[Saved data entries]
** begin **
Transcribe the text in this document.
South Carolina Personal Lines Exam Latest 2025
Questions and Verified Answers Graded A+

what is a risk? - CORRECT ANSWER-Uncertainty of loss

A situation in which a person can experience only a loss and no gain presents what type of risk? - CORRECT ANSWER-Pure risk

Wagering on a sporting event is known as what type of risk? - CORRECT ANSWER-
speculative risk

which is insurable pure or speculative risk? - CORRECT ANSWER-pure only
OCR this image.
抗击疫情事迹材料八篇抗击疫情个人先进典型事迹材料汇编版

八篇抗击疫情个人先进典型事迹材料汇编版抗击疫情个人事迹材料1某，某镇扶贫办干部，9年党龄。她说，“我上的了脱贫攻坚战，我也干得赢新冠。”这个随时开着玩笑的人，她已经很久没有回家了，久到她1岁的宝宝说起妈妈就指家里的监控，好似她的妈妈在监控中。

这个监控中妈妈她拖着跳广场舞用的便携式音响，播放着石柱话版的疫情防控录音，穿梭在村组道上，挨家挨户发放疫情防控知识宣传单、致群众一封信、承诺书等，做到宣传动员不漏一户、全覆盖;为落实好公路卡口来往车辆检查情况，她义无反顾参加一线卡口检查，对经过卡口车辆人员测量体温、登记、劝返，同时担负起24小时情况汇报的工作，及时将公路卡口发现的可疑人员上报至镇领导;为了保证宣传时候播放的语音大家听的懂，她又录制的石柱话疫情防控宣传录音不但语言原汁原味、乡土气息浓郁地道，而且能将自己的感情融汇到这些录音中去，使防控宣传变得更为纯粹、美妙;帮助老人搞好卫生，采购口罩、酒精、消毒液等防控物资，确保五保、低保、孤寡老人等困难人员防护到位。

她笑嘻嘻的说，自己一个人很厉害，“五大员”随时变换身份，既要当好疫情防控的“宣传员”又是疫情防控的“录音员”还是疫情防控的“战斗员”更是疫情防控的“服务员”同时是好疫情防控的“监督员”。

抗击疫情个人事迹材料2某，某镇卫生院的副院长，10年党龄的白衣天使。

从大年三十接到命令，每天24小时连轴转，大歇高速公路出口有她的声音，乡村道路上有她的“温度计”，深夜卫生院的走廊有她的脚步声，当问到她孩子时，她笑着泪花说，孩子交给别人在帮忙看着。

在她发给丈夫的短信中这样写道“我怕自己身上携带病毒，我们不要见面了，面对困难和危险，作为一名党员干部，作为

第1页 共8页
** end **
Among the lines above, how many contain the string "type"? State the number alone.

Worked solution
2